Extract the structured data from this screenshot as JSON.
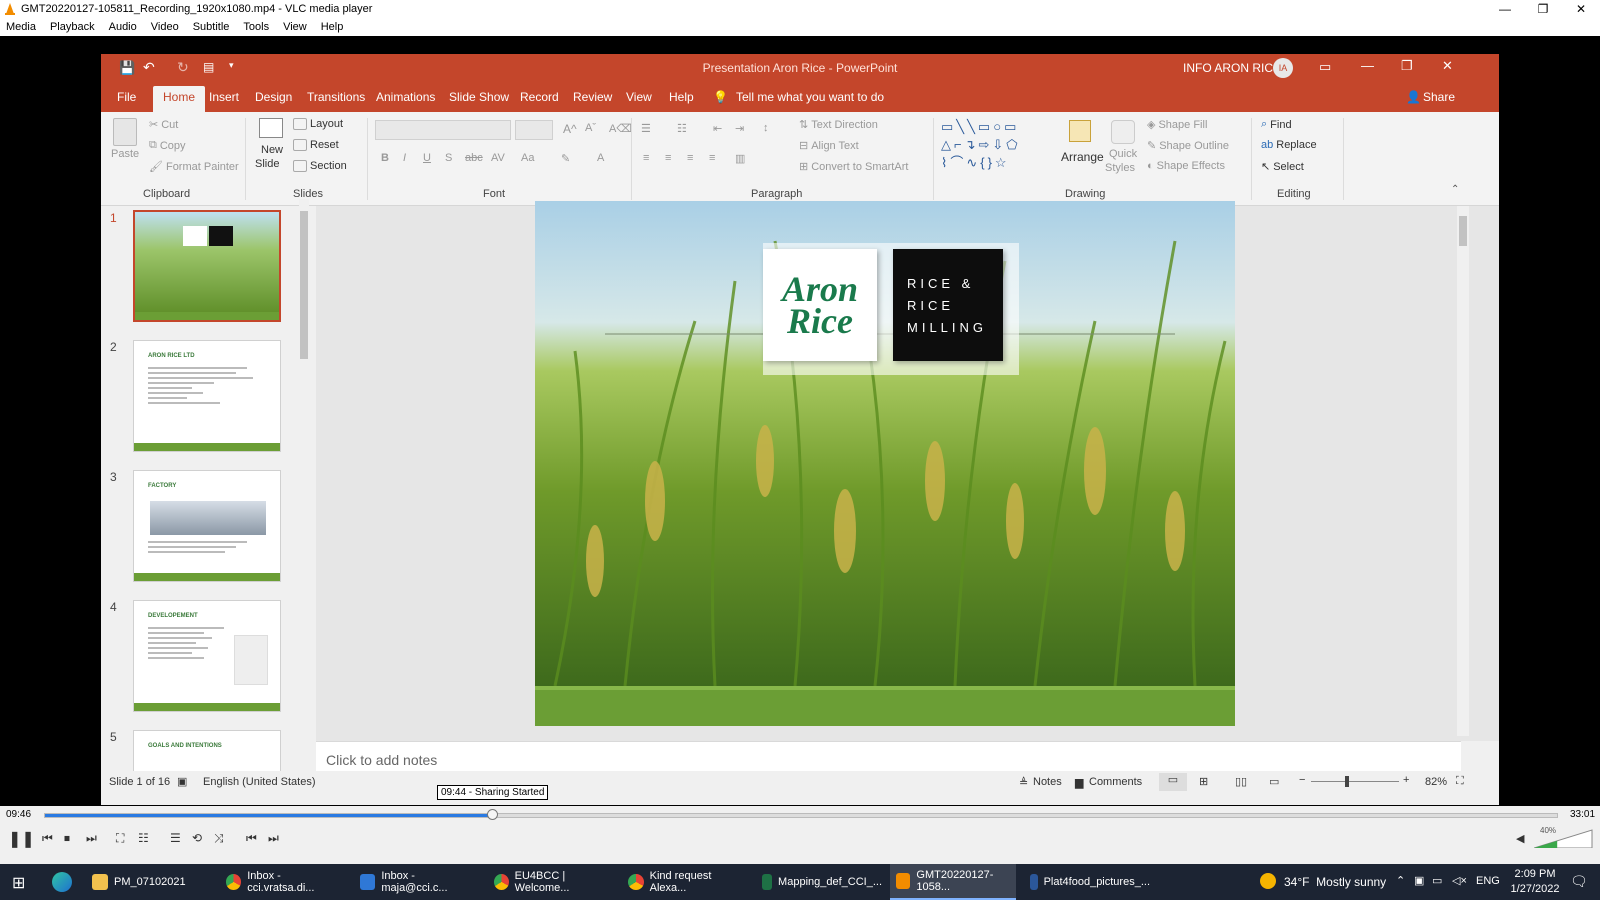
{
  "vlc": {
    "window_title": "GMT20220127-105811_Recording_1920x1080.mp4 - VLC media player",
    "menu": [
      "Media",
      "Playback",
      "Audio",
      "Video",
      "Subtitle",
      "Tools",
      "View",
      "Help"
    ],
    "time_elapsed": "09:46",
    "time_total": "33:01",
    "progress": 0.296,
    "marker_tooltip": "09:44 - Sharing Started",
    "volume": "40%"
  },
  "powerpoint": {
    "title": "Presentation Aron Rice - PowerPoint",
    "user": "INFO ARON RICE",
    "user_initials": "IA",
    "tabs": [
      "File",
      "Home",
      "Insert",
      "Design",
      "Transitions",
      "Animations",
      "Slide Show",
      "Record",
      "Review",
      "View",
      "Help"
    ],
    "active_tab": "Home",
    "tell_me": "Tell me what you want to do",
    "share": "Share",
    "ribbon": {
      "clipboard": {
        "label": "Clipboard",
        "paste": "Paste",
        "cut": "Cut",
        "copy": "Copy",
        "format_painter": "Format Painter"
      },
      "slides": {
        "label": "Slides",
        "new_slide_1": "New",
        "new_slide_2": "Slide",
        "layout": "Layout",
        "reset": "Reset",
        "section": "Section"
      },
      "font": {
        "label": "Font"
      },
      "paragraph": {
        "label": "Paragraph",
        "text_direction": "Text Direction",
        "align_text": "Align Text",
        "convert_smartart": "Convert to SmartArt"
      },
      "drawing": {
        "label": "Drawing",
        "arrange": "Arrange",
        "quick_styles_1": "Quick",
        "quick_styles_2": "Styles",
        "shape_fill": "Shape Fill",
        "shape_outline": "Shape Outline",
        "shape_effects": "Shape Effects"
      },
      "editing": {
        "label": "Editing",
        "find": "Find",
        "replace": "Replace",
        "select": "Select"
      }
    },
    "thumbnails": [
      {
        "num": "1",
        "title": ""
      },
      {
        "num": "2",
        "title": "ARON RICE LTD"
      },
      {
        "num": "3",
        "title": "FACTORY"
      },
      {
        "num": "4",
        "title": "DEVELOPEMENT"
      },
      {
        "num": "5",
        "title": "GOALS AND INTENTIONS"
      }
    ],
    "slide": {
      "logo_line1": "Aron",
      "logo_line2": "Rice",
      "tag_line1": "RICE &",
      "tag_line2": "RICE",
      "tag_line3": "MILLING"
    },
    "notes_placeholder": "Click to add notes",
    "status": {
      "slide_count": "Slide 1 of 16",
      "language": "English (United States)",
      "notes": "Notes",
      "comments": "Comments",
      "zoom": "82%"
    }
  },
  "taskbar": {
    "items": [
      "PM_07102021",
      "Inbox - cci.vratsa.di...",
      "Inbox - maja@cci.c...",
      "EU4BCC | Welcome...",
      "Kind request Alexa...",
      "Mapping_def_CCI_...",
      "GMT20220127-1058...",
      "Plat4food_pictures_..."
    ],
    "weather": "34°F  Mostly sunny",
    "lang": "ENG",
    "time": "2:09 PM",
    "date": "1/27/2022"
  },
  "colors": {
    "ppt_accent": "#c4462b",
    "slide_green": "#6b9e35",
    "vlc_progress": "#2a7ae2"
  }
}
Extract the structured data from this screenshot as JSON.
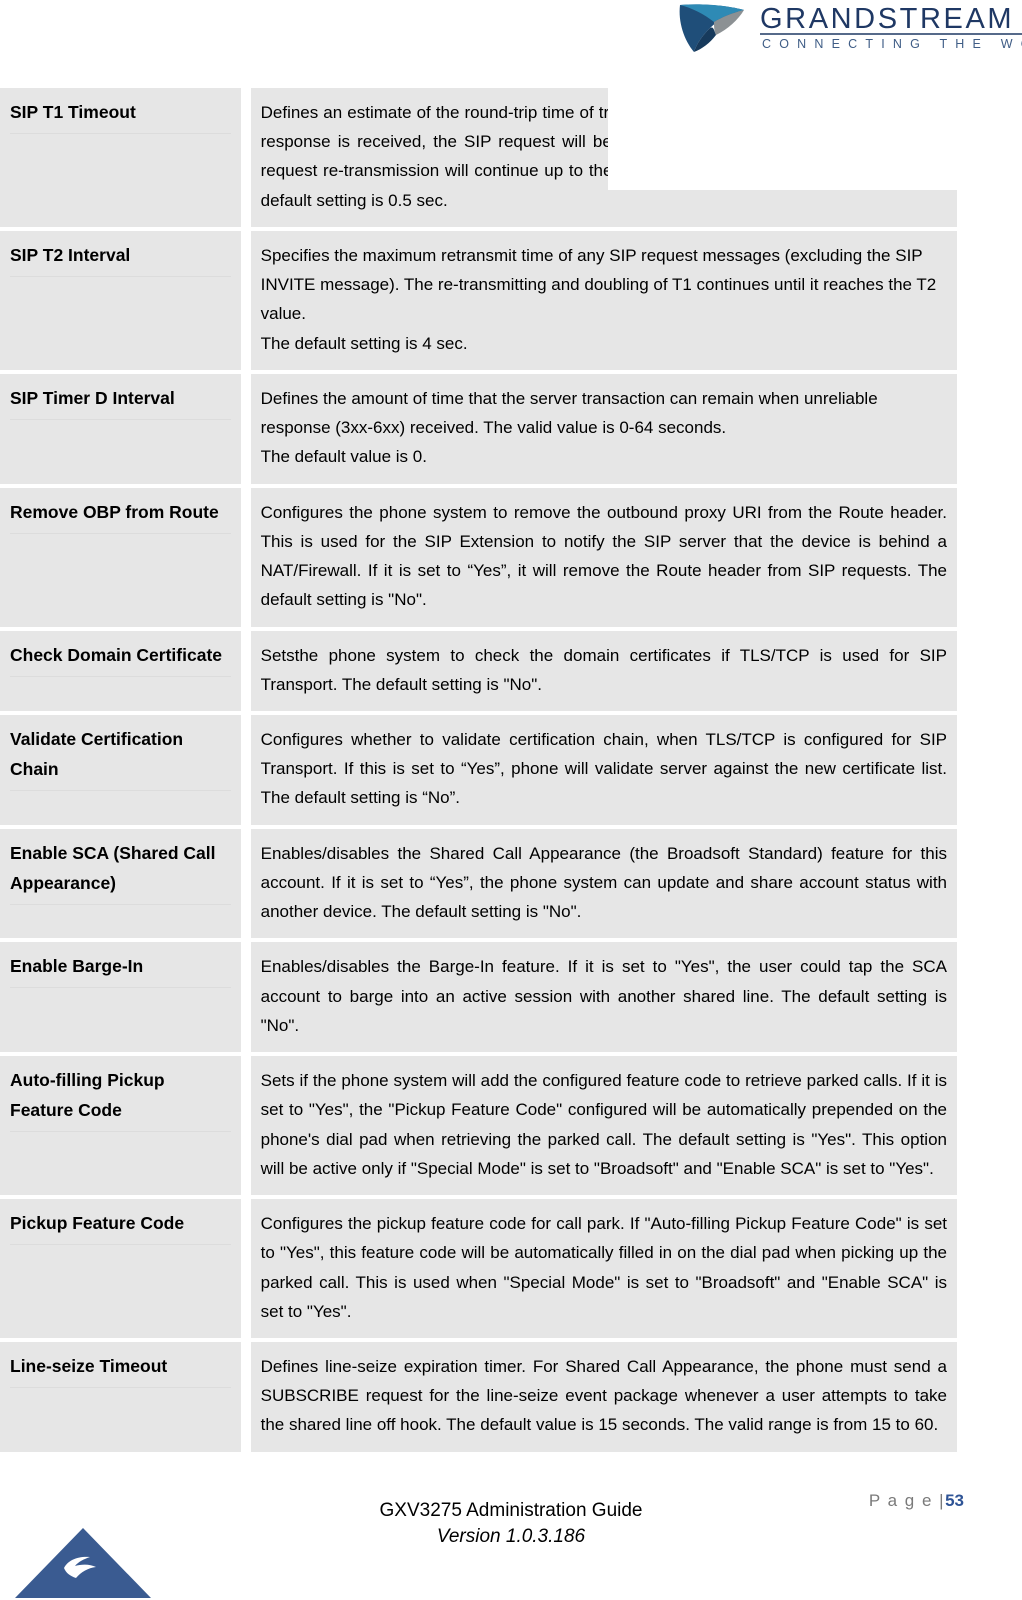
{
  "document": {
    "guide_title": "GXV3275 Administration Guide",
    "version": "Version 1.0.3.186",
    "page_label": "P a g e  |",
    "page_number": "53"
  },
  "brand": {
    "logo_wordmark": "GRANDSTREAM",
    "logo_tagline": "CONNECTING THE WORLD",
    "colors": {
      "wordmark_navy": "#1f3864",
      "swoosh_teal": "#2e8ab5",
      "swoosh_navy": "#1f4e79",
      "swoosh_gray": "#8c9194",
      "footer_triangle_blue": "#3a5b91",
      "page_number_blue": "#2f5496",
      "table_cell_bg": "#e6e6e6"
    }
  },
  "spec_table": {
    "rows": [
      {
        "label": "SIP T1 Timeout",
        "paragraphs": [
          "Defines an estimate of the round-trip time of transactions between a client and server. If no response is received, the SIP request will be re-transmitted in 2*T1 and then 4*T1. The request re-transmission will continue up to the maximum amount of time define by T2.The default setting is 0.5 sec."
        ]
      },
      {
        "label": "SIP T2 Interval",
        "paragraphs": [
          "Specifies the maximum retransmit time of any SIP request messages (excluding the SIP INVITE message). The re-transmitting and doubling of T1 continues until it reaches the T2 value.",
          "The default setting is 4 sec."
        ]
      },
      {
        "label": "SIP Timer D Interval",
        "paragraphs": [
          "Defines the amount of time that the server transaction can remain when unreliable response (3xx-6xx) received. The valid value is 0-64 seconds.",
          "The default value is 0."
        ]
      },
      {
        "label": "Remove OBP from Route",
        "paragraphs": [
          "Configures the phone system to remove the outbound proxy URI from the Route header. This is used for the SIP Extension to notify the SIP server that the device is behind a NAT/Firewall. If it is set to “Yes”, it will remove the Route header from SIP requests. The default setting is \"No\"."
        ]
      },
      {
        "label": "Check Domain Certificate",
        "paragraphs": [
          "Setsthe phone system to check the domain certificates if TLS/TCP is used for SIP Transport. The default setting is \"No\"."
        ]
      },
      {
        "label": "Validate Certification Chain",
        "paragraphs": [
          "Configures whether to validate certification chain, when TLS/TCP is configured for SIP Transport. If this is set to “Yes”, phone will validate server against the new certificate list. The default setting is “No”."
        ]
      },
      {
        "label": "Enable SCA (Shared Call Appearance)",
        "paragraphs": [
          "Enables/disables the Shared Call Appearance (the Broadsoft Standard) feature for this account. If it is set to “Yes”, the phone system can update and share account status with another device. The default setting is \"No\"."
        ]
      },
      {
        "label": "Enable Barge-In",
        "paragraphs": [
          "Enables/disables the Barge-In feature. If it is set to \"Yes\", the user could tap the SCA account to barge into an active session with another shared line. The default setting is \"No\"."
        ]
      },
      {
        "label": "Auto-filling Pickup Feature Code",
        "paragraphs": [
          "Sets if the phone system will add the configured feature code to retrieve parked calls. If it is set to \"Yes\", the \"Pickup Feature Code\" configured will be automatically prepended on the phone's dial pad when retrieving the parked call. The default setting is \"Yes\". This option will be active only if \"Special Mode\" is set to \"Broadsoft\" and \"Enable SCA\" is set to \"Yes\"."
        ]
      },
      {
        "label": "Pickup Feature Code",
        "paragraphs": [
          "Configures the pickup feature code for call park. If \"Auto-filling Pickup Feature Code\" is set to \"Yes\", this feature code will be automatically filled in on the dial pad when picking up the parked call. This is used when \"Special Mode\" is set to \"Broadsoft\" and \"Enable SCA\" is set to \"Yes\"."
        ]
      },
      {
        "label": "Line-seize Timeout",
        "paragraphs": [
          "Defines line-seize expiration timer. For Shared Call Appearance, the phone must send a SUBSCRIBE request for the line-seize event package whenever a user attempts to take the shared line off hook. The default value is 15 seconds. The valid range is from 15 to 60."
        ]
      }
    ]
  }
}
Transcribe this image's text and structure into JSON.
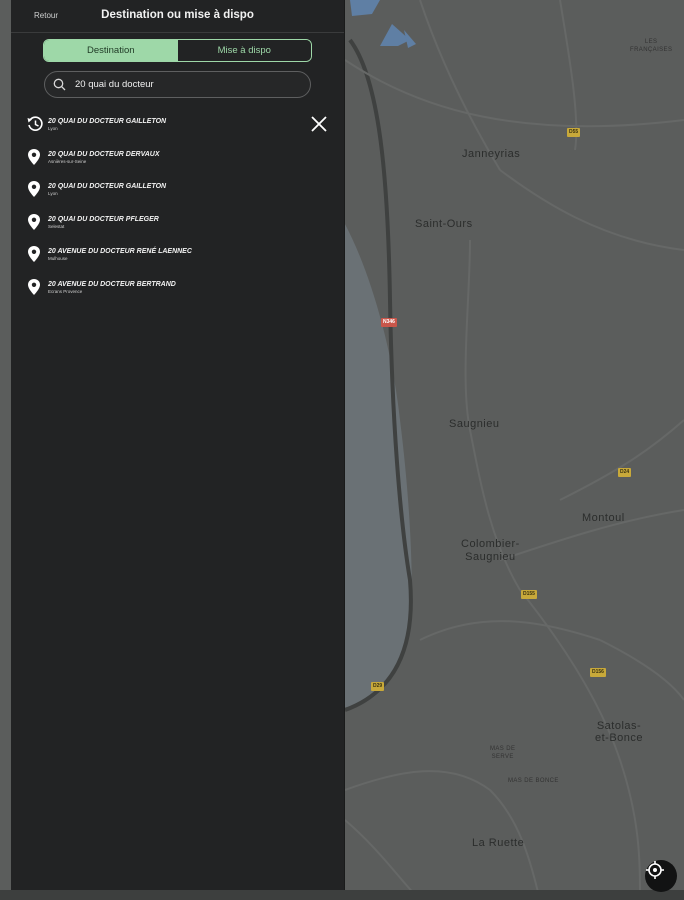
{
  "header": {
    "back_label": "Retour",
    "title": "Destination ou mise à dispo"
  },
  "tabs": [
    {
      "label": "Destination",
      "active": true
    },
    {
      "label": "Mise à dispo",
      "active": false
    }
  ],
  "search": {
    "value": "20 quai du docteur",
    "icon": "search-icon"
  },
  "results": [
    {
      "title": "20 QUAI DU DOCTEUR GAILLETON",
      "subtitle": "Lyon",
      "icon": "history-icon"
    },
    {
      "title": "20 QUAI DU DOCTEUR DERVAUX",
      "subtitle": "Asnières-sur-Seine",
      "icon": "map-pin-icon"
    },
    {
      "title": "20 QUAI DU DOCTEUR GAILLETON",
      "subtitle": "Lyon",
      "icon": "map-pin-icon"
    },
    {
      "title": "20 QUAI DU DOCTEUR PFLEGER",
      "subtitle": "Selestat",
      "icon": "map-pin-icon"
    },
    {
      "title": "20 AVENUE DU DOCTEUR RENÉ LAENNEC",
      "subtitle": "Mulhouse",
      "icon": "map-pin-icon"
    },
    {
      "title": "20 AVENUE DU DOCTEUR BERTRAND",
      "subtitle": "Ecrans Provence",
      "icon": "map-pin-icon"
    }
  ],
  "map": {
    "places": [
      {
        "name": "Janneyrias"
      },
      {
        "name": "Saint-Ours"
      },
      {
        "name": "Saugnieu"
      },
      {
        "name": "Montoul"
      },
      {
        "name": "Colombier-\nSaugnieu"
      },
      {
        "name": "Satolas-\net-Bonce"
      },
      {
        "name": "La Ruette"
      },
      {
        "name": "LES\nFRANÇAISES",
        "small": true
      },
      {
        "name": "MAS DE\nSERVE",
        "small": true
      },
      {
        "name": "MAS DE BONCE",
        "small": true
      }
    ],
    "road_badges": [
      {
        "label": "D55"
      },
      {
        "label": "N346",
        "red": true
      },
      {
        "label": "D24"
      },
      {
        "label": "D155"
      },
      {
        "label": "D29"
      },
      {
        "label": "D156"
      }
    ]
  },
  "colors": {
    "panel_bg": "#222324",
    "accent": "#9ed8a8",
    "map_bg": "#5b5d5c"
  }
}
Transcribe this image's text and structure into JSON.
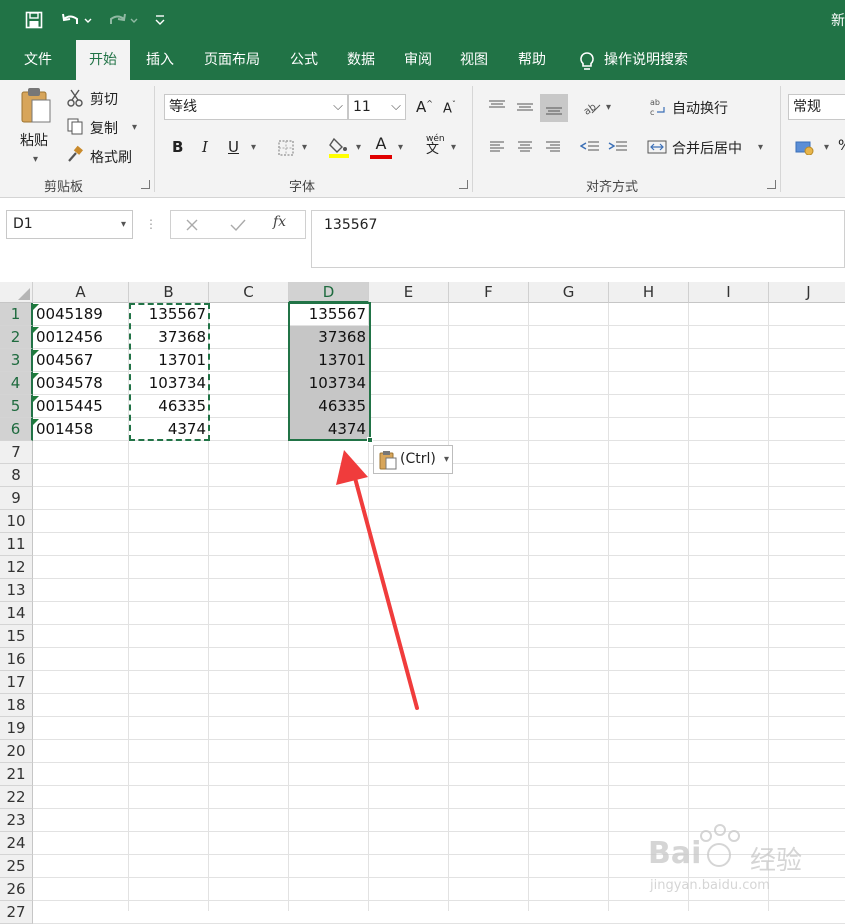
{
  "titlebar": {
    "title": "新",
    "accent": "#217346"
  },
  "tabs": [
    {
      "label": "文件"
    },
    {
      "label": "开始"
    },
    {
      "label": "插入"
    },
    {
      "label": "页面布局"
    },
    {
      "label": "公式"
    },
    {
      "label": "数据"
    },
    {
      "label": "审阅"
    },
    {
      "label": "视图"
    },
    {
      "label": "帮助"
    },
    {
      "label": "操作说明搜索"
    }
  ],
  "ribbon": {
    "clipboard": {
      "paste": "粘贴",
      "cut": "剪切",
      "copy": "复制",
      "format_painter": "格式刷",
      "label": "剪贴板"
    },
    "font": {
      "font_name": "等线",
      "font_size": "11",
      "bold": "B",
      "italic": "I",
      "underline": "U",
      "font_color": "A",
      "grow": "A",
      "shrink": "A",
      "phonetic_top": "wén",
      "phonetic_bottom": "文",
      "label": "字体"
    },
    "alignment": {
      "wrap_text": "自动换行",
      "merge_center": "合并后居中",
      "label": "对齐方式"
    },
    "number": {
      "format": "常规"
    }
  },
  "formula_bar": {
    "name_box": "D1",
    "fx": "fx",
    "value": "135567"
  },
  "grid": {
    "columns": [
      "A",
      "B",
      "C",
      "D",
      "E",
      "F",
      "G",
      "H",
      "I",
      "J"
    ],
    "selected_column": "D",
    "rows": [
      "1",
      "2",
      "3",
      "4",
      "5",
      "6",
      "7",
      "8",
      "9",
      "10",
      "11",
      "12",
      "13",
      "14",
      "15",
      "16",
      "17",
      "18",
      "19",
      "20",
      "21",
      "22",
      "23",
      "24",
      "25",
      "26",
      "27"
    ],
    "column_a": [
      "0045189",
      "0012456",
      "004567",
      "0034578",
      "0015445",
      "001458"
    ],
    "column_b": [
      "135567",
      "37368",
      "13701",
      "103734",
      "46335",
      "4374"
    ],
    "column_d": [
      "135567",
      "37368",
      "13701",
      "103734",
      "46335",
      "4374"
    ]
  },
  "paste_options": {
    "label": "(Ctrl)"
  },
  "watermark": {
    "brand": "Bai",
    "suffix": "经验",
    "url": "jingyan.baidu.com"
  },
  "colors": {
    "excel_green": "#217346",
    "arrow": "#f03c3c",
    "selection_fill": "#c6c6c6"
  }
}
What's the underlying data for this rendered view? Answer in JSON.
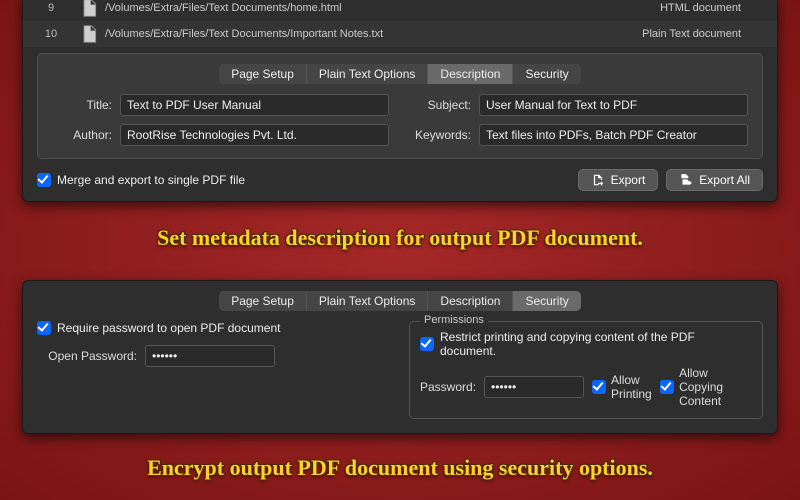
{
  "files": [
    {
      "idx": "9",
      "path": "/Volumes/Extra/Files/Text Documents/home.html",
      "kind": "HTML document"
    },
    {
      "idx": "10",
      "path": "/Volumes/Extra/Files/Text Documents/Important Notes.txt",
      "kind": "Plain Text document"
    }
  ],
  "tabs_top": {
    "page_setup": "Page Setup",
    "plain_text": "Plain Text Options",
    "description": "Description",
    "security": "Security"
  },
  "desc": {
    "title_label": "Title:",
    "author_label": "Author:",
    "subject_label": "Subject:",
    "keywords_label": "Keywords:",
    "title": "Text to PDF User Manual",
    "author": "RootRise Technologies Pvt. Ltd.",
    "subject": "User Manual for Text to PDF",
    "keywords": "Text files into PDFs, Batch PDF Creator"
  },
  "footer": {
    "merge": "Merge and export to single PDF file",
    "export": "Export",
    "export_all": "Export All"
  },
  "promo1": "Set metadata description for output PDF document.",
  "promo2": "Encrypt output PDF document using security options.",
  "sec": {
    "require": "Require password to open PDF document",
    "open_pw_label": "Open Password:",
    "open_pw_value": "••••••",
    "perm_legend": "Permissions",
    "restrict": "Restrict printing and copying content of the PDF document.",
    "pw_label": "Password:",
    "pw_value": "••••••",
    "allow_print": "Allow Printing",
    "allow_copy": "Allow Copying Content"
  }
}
+ + +
◆ DIRECTION
Go through the records. Copy each line where "AVENUE" appears.

◆ TASK ANSWER
      "title": "20 AVENUE DU DOCTEUR RENÉ LAENNEC",
      "title": "20 AVENUE DU DOCTEUR BERTRAND",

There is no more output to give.